[Records about charts and figures]

________________

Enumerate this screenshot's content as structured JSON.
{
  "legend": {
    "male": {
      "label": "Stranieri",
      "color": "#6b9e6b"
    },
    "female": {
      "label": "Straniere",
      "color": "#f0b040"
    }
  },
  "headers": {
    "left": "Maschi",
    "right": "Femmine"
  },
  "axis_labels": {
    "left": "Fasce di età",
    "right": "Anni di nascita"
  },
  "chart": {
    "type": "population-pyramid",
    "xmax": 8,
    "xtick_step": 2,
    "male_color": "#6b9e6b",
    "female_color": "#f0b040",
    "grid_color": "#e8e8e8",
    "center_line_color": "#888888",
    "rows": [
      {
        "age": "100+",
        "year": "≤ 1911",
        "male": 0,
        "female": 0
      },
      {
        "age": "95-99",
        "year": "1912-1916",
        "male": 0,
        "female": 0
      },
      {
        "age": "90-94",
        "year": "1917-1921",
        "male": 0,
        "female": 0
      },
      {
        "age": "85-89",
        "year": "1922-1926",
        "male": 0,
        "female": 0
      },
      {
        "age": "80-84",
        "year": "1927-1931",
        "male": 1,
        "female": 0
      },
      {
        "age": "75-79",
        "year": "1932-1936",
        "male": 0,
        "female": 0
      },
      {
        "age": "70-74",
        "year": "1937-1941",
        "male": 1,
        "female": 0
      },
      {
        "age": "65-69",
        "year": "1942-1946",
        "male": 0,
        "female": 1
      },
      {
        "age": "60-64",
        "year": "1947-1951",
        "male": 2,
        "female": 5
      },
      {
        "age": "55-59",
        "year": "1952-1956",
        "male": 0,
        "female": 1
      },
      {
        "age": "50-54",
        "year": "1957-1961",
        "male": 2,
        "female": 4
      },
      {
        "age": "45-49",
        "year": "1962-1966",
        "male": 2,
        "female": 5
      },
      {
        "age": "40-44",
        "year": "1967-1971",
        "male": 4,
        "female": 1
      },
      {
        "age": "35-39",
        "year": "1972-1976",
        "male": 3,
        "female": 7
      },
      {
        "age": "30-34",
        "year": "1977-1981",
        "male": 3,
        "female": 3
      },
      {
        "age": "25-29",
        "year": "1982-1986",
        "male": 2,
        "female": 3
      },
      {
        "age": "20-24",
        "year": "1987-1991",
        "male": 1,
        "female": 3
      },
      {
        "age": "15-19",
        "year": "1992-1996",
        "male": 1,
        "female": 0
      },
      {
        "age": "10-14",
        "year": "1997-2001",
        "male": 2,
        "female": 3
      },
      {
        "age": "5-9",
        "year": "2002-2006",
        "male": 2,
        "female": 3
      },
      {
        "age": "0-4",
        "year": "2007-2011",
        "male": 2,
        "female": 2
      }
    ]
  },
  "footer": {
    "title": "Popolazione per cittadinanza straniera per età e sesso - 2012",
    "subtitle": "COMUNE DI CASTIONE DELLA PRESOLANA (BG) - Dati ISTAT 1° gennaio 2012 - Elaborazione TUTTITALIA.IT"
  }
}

________________

**What this task involves**
In the records above, how many lines include "right"? Give that number and nothing more.

**Output of the task**
2